What the task requires:
Will you print the material below without altering a single character?

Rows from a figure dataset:
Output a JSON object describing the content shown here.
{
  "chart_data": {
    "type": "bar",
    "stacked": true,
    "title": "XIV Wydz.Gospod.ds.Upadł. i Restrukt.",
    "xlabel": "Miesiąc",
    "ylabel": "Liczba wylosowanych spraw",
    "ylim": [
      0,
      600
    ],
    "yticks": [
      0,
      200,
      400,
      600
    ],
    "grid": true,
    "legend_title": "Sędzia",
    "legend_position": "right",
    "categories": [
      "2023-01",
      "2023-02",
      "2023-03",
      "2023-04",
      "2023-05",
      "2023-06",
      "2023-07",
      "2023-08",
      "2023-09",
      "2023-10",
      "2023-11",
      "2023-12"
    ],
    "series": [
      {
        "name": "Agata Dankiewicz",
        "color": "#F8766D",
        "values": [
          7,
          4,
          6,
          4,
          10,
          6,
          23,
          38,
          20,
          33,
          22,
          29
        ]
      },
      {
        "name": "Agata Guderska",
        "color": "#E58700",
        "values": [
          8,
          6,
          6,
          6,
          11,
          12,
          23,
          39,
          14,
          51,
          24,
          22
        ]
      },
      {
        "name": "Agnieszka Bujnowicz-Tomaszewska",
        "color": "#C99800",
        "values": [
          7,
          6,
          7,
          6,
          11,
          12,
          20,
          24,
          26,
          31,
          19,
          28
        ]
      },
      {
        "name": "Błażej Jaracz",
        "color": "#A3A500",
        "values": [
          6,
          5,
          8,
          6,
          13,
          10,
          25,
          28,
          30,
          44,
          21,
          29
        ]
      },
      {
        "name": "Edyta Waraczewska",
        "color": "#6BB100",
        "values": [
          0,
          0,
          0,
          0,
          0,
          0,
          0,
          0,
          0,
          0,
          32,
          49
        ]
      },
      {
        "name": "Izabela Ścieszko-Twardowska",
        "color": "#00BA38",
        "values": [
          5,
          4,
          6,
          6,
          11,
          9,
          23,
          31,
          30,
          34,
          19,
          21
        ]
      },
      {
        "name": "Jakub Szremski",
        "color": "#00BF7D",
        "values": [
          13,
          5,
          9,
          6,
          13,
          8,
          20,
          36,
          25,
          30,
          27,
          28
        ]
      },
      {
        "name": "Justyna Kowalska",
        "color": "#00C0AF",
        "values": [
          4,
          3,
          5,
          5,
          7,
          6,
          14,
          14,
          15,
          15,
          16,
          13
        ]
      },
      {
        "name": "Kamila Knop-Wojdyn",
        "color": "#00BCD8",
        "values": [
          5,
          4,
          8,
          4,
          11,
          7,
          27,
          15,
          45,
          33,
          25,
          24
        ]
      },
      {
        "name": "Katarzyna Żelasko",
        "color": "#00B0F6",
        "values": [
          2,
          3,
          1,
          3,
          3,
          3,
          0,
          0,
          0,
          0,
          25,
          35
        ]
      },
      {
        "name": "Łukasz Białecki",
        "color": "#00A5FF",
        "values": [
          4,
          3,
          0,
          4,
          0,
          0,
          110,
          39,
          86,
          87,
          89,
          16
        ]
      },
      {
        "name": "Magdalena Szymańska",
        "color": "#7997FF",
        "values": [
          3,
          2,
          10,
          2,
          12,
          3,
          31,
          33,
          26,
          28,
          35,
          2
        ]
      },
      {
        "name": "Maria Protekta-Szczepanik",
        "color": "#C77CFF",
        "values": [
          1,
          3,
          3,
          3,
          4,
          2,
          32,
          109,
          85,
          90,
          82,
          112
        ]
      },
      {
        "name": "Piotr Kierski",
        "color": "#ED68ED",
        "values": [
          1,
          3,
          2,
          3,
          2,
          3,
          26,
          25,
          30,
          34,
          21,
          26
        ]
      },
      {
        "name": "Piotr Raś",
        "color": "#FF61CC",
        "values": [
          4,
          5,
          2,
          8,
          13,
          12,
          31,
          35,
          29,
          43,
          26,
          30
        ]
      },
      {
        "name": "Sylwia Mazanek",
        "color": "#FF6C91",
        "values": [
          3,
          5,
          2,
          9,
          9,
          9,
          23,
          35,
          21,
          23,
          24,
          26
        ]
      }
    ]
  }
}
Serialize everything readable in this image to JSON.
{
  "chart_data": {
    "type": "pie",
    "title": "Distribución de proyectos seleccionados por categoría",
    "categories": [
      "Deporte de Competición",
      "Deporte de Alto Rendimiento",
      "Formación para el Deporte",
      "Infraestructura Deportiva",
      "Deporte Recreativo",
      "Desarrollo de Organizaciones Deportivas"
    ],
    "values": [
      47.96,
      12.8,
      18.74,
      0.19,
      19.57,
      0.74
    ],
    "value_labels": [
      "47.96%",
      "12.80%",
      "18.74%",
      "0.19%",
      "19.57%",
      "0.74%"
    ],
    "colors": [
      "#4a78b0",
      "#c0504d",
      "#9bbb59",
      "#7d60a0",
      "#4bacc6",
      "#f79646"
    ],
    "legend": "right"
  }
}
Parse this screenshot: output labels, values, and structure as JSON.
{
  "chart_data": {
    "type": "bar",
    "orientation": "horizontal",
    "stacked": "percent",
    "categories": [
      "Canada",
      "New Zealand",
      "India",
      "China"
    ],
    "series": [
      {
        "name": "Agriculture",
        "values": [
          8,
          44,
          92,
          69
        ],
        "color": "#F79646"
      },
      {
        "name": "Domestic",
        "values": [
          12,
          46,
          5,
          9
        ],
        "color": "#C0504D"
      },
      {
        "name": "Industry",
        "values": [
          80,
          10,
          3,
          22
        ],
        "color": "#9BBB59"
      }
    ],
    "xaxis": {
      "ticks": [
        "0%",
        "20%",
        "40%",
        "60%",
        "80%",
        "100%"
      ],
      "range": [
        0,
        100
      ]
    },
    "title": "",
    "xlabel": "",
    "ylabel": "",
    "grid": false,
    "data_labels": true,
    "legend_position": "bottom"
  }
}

Final result:
Output a JSON object describing the content shown here.
{
  "chart_data": {
    "type": "bar",
    "stacked": true,
    "title": "XIV Wydz.Gospod.ds.Upadł. i Restrukt.",
    "xlabel": "Miesiąc",
    "ylabel": "Liczba wylosowanych spraw",
    "ylim": [
      0,
      600
    ],
    "yticks": [
      0,
      200,
      400,
      600
    ],
    "grid": true,
    "legend_title": "Sędzia",
    "legend_position": "right",
    "categories": [
      "2023-01",
      "2023-02",
      "2023-03",
      "2023-04",
      "2023-05",
      "2023-06",
      "2023-07",
      "2023-08",
      "2023-09",
      "2023-10",
      "2023-11",
      "2023-12"
    ],
    "series": [
      {
        "name": "Agata Dankiewicz",
        "color": "#F8766D",
        "values": [
          7,
          4,
          6,
          4,
          10,
          6,
          23,
          38,
          20,
          33,
          22,
          29
        ]
      },
      {
        "name": "Agata Guderska",
        "color": "#E58700",
        "values": [
          8,
          6,
          6,
          6,
          11,
          12,
          23,
          39,
          14,
          51,
          24,
          22
        ]
      },
      {
        "name": "Agnieszka Bujnowicz-Tomaszewska",
        "color": "#C99800",
        "values": [
          7,
          6,
          7,
          6,
          11,
          12,
          20,
          24,
          26,
          31,
          19,
          28
        ]
      },
      {
        "name": "Błażej Jaracz",
        "color": "#A3A500",
        "values": [
          6,
          5,
          8,
          6,
          13,
          10,
          25,
          28,
          30,
          44,
          21,
          29
        ]
      },
      {
        "name": "Edyta Waraczewska",
        "color": "#6BB100",
        "values": [
          0,
          0,
          0,
          0,
          0,
          0,
          0,
          0,
          0,
          0,
          32,
          49
        ]
      },
      {
        "name": "Izabela Ścieszko-Twardowska",
        "color": "#00BA38",
        "values": [
          5,
          4,
          6,
          6,
          11,
          9,
          23,
          31,
          30,
          34,
          19,
          21
        ]
      },
      {
        "name": "Jakub Szremski",
        "color": "#00BF7D",
        "values": [
          13,
          5,
          9,
          6,
          13,
          8,
          20,
          36,
          25,
          30,
          27,
          28
        ]
      },
      {
        "name": "Justyna Kowalska",
        "color": "#00C0AF",
        "values": [
          4,
          3,
          5,
          5,
          7,
          6,
          14,
          14,
          15,
          15,
          16,
          13
        ]
      },
      {
        "name": "Kamila Knop-Wojdyn",
        "color": "#00BCD8",
        "values": [
          5,
          4,
          8,
          4,
          11,
          7,
          27,
          15,
          45,
          33,
          25,
          24
        ]
      },
      {
        "name": "Katarzyna Żelasko",
        "color": "#00B0F6",
        "values": [
          2,
          3,
          1,
          3,
          3,
          3,
          0,
          0,
          0,
          0,
          25,
          35
        ]
      },
      {
        "name": "Łukasz Białecki",
        "color": "#00A5FF",
        "values": [
          4,
          3,
          0,
          4,
          0,
          0,
          110,
          39,
          86,
          87,
          89,
          16
        ]
      },
      {
        "name": "Magdalena Szymańska",
        "color": "#7997FF",
        "values": [
          3,
          2,
          10,
          2,
          12,
          3,
          31,
          33,
          26,
          28,
          35,
          2
        ]
      },
      {
        "name": "Maria Protekta-Szczepanik",
        "color": "#C77CFF",
        "values": [
          1,
          3,
          3,
          3,
          4,
          2,
          32,
          109,
          85,
          90,
          82,
          112
        ]
      },
      {
        "name": "Piotr Kierski",
        "color": "#ED68ED",
        "values": [
          1,
          3,
          2,
          3,
          2,
          3,
          26,
          25,
          30,
          34,
          21,
          26
        ]
      },
      {
        "name": "Piotr Raś",
        "color": "#FF61CC",
        "values": [
          4,
          5,
          2,
          8,
          13,
          12,
          31,
          35,
          29,
          43,
          26,
          30
        ]
      },
      {
        "name": "Sylwia Mazanek",
        "color": "#FF6C91",
        "values": [
          3,
          5,
          2,
          9,
          9,
          9,
          23,
          35,
          21,
          23,
          24,
          26
        ]
      }
    ]
  }
}
Serialize everything readable in this image to JSON.
{
  "chart_data": {
    "type": "pie",
    "title": "Distribución de proyectos seleccionados por categoría",
    "categories": [
      "Deporte de Competición",
      "Deporte de Alto Rendimiento",
      "Formación para el Deporte",
      "Infraestructura Deportiva",
      "Deporte Recreativo",
      "Desarrollo de Organizaciones Deportivas"
    ],
    "values": [
      47.96,
      12.8,
      18.74,
      0.19,
      19.57,
      0.74
    ],
    "value_labels": [
      "47.96%",
      "12.80%",
      "18.74%",
      "0.19%",
      "19.57%",
      "0.74%"
    ],
    "colors": [
      "#4a78b0",
      "#c0504d",
      "#9bbb59",
      "#7d60a0",
      "#4bacc6",
      "#f79646"
    ],
    "legend": "right"
  }
}
Parse this screenshot: output labels, values, and structure as JSON.
{
  "chart_data": {
    "type": "bar",
    "orientation": "horizontal",
    "stacked": "percent",
    "categories": [
      "Canada",
      "New Zealand",
      "India",
      "China"
    ],
    "series": [
      {
        "name": "Agriculture",
        "values": [
          8,
          44,
          92,
          69
        ],
        "color": "#F79646"
      },
      {
        "name": "Domestic",
        "values": [
          12,
          46,
          5,
          9
        ],
        "color": "#C0504D"
      },
      {
        "name": "Industry",
        "values": [
          80,
          10,
          3,
          22
        ],
        "color": "#9BBB59"
      }
    ],
    "xaxis": {
      "ticks": [
        "0%",
        "20%",
        "40%",
        "60%",
        "80%",
        "100%"
      ],
      "range": [
        0,
        100
      ]
    },
    "title": "",
    "xlabel": "",
    "ylabel": "",
    "grid": false,
    "data_labels": true,
    "legend_position": "bottom"
  }
}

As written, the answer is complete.